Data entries
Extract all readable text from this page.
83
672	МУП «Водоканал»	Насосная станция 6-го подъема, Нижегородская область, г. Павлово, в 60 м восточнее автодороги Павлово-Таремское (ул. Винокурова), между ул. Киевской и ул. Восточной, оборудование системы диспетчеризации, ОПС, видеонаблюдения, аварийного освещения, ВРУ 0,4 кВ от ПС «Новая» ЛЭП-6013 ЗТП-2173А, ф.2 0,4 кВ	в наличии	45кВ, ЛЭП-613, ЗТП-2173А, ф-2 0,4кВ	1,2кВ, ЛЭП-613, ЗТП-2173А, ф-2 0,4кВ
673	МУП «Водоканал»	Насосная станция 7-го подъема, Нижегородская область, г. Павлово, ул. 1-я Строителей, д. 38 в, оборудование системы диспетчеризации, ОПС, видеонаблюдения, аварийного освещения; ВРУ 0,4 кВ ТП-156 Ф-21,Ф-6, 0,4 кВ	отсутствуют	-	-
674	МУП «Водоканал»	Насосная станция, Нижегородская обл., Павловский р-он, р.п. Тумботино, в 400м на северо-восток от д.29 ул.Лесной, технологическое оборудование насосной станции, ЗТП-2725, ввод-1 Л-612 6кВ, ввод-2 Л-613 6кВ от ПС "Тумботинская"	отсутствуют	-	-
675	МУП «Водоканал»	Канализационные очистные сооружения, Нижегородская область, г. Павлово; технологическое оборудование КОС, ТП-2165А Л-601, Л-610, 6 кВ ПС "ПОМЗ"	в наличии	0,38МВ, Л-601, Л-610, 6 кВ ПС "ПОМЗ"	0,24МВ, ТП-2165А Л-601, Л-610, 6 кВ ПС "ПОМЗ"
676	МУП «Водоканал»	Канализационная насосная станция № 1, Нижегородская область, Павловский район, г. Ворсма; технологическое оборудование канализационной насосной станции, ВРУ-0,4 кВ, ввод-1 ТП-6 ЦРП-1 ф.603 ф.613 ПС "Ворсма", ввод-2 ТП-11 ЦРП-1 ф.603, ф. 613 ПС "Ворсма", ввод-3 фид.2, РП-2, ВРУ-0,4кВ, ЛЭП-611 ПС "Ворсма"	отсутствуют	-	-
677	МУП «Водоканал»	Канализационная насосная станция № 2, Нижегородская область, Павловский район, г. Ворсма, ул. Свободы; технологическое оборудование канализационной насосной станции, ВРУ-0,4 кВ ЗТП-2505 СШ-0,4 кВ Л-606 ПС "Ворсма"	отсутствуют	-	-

What needs to be done: Recopy the entries above exactly, with every line included.

Full output:
Extract all readable text from this page.
83
672	МУП «Водоканал»	Насосная станция 6-го подъема, Нижегородская область, г. Павлово, в 60 м восточнее автодороги Павлово-Таремское (ул. Винокурова), между ул. Киевской и ул. Восточной, оборудование системы диспетчеризации, ОПС, видеонаблюдения, аварийного освещения, ВРУ 0,4 кВ от ПС «Новая» ЛЭП-6013 ЗТП-2173А, ф.2 0,4 кВ	в наличии	45кВ, ЛЭП-613, ЗТП-2173А, ф-2 0,4кВ	1,2кВ, ЛЭП-613, ЗТП-2173А, ф-2 0,4кВ
673	МУП «Водоканал»	Насосная станция 7-го подъема, Нижегородская область, г. Павлово, ул. 1-я Строителей, д. 38 в, оборудование системы диспетчеризации, ОПС, видеонаблюдения, аварийного освещения; ВРУ 0,4 кВ ТП-156 Ф-21,Ф-6, 0,4 кВ	отсутствуют	-	-
674	МУП «Водоканал»	Насосная станция, Нижегородская обл., Павловский р-он, р.п. Тумботино, в 400м на северо-восток от д.29 ул.Лесной, технологическое оборудование насосной станции, ЗТП-2725, ввод-1 Л-612 6кВ, ввод-2 Л-613 6кВ от ПС "Тумботинская"	отсутствуют	-	-
675	МУП «Водоканал»	Канализационные очистные сооружения, Нижегородская область, г. Павлово; технологическое оборудование КОС, ТП-2165А Л-601, Л-610, 6 кВ ПС "ПОМЗ"	в наличии	0,38МВ, Л-601, Л-610, 6 кВ ПС "ПОМЗ"	0,24МВ, ТП-2165А Л-601, Л-610, 6 кВ ПС "ПОМЗ"
676	МУП «Водоканал»	Канализационная насосная станция № 1, Нижегородская область, Павловский район, г. Ворсма; технологическое оборудование канализационной насосной станции, ВРУ-0,4 кВ, ввод-1 ТП-6 ЦРП-1 ф.603 ф.613 ПС "Ворсма", ввод-2 ТП-11 ЦРП-1 ф.603, ф. 613 ПС "Ворсма", ввод-3 фид.2, РП-2, ВРУ-0,4кВ, ЛЭП-611 ПС "Ворсма"	отсутствуют	-	-
677	МУП «Водоканал»	Канализационная насосная станция № 2, Нижегородская область, Павловский район, г. Ворсма, ул. Свободы; технологическое оборудование канализационной насосной станции, ВРУ-0,4 кВ ЗТП-2505 СШ-0,4 кВ Л-606 ПС "Ворсма"	отсутствуют	-	-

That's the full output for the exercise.